Exercise objective:
Extract the lines that carry the string "were" from the listing.

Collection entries
------------------------------------------------

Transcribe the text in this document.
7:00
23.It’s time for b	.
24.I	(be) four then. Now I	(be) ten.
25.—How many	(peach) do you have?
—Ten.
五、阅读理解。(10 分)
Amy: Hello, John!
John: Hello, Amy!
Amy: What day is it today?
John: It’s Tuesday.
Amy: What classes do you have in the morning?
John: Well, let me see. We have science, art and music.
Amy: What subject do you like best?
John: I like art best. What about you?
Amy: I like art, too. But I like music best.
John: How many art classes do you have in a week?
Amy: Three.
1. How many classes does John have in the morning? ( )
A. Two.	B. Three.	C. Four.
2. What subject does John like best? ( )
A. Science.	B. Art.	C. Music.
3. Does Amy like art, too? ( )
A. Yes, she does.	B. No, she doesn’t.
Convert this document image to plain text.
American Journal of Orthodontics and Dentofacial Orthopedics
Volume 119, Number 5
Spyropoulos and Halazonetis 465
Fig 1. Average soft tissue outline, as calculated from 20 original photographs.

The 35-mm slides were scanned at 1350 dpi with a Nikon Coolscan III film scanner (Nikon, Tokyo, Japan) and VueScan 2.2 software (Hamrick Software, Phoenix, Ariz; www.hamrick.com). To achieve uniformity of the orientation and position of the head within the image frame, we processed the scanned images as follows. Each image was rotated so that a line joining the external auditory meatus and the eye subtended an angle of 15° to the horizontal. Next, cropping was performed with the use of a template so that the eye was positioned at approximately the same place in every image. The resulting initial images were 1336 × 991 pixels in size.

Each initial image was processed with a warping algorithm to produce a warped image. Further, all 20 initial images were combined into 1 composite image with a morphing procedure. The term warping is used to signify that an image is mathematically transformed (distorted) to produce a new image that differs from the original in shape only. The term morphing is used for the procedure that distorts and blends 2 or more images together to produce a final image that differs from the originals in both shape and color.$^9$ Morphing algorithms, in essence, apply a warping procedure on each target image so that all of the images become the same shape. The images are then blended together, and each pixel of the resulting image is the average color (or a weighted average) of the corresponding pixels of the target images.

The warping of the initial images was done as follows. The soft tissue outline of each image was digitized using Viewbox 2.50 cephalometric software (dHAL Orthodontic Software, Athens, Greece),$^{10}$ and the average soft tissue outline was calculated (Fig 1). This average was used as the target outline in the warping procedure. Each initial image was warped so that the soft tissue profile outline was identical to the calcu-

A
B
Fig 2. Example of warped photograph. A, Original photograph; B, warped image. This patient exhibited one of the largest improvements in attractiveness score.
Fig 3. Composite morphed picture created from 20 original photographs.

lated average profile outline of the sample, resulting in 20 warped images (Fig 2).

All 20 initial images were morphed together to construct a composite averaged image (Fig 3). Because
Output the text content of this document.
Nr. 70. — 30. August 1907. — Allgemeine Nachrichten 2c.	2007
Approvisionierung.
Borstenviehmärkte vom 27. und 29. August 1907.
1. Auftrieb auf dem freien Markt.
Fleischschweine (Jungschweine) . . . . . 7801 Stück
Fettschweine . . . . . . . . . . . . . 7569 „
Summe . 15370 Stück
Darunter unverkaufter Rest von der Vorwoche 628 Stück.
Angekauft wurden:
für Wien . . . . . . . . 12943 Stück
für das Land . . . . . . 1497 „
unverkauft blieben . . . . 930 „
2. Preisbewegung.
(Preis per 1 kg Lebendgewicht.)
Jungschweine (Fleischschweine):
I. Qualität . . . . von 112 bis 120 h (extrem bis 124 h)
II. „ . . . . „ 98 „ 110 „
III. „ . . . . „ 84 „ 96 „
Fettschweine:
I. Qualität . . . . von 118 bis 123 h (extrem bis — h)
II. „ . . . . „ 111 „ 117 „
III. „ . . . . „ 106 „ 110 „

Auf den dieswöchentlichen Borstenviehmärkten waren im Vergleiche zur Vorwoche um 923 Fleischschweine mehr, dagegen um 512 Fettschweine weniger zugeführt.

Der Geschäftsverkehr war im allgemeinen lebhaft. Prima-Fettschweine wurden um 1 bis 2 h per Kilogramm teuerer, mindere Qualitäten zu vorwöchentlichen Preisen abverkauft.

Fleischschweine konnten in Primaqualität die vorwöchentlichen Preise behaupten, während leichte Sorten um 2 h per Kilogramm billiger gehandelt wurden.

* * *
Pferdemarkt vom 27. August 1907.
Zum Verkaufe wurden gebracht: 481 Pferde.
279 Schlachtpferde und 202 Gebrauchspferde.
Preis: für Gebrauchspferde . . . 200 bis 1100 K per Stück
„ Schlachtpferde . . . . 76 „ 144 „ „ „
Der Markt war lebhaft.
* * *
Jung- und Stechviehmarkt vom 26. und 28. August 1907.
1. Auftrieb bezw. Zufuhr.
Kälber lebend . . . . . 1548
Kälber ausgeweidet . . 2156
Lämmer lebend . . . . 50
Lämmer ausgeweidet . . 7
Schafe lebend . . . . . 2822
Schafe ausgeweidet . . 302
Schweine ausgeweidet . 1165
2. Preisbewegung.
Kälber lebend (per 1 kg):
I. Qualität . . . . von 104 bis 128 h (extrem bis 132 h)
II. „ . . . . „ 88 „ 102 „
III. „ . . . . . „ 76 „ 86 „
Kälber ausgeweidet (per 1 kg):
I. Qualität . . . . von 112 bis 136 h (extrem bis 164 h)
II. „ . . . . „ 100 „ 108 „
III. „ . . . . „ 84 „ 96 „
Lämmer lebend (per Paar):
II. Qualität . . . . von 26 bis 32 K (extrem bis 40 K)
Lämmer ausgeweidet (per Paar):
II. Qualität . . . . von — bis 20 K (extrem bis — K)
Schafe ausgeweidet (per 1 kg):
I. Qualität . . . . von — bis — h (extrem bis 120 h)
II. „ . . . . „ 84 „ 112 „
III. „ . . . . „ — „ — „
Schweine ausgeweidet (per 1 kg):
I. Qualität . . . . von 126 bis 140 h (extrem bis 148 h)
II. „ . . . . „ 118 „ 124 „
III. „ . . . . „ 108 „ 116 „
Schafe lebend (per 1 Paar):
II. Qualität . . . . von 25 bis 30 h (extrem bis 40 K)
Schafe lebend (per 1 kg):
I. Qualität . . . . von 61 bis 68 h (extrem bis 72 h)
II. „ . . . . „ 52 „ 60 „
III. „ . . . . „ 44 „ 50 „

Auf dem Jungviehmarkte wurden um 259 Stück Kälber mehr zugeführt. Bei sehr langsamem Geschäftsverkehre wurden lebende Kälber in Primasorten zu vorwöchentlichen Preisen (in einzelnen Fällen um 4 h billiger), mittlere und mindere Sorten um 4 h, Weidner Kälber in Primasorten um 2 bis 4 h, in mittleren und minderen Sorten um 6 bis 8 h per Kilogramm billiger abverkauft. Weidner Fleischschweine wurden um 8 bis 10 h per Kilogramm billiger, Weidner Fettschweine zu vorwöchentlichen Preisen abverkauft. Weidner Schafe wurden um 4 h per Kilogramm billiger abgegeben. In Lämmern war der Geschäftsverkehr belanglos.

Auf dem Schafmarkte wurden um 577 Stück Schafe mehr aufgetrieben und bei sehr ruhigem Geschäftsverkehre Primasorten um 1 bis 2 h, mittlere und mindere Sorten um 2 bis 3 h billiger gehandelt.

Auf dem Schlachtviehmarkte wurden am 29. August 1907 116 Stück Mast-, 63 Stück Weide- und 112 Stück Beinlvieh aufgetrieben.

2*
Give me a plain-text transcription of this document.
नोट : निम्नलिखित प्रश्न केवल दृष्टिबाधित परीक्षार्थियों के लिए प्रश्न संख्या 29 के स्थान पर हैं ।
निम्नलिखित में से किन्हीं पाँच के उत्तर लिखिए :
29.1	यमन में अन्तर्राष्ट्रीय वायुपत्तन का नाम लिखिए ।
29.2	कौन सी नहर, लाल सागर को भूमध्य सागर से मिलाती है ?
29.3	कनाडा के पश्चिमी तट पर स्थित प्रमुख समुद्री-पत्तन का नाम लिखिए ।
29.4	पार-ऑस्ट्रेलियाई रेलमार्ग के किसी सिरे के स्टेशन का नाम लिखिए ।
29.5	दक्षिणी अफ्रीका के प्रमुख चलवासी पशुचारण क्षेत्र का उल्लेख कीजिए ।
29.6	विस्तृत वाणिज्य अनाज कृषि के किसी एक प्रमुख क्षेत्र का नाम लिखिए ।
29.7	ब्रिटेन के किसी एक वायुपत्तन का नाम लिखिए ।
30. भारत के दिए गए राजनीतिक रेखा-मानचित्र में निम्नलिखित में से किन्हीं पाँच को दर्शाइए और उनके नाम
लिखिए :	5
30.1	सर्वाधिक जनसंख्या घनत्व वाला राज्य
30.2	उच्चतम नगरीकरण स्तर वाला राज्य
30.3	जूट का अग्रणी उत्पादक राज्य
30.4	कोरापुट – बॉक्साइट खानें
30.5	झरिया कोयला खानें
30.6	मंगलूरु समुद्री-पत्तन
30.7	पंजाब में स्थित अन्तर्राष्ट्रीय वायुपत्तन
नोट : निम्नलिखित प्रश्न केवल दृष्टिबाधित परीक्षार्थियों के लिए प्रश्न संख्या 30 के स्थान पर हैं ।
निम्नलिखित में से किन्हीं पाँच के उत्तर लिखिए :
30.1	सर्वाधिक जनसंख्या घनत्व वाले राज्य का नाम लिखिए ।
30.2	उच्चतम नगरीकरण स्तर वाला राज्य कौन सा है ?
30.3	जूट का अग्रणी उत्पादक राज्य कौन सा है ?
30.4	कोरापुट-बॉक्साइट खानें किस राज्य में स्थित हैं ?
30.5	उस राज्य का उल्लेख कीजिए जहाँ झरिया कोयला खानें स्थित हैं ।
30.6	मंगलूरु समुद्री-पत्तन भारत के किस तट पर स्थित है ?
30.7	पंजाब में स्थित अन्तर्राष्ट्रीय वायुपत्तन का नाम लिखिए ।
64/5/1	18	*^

------------------------------------------------

Written reply:
The 35-mm slides were scanned at 1350 dpi with a Nikon Coolscan III film scanner (Nikon, Tokyo, Japan) and VueScan 2.2 software (Hamrick Software, Phoenix, Ariz; www.hamrick.com). To achieve uniformity of the orientation and position of the head within the image frame, we processed the scanned images as follows. Each image was rotated so that a line joining the external auditory meatus and the eye subtended an angle of 15° to the horizontal. Next, cropping was performed with the use of a template so that the eye was positioned at approximately the same place in every image. The resulting initial images were 1336 × 991 pixels in size.
Each initial image was processed with a warping algorithm to produce a warped image. Further, all 20 initial images were combined into 1 composite image with a morphing procedure. The term warping is used to signify that an image is mathematically transformed (distorted) to produce a new image that differs from the original in shape only. The term morphing is used for the procedure that distorts and blends 2 or more images together to produce a final image that differs from the originals in both shape and color.$^9$ Morphing algorithms, in essence, apply a warping procedure on each target image so that all of the images become the same shape. The images are then blended together, and each pixel of the resulting image is the average color (or a weighted average) of the corresponding pixels of the target images.
All 20 initial images were morphed together to construct a composite averaged image (Fig 3). Because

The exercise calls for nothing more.